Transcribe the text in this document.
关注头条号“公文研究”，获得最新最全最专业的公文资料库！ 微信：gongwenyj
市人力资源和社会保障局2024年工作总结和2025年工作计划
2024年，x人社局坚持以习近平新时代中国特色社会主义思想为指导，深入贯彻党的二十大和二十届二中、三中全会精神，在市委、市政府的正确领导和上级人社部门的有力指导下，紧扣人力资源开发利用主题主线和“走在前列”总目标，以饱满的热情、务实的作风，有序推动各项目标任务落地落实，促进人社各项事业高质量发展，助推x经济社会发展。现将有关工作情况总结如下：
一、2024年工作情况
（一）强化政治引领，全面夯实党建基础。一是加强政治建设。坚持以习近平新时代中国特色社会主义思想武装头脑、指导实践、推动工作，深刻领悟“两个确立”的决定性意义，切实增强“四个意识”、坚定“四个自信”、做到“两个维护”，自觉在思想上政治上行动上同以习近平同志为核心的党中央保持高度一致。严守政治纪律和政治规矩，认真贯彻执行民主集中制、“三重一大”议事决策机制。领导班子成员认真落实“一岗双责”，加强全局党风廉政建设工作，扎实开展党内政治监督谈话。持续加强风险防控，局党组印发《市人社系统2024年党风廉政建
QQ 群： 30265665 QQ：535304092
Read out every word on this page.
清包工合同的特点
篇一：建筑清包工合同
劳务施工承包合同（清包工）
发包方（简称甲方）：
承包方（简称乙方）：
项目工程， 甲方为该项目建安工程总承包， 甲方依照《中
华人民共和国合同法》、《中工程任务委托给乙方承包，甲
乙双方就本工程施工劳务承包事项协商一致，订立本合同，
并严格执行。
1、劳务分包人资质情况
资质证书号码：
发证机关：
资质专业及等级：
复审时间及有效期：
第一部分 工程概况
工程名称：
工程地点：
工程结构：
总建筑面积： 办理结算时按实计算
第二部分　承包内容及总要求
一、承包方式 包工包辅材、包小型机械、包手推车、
▬▬▬▬▬▬▬▬▬▬
> **Given request**: Go through the data above and find the lines with the word "this". Copy each of those lines.

> **Answer to the exercise**:
Transcribe the text in this document.
Read out every word on this page.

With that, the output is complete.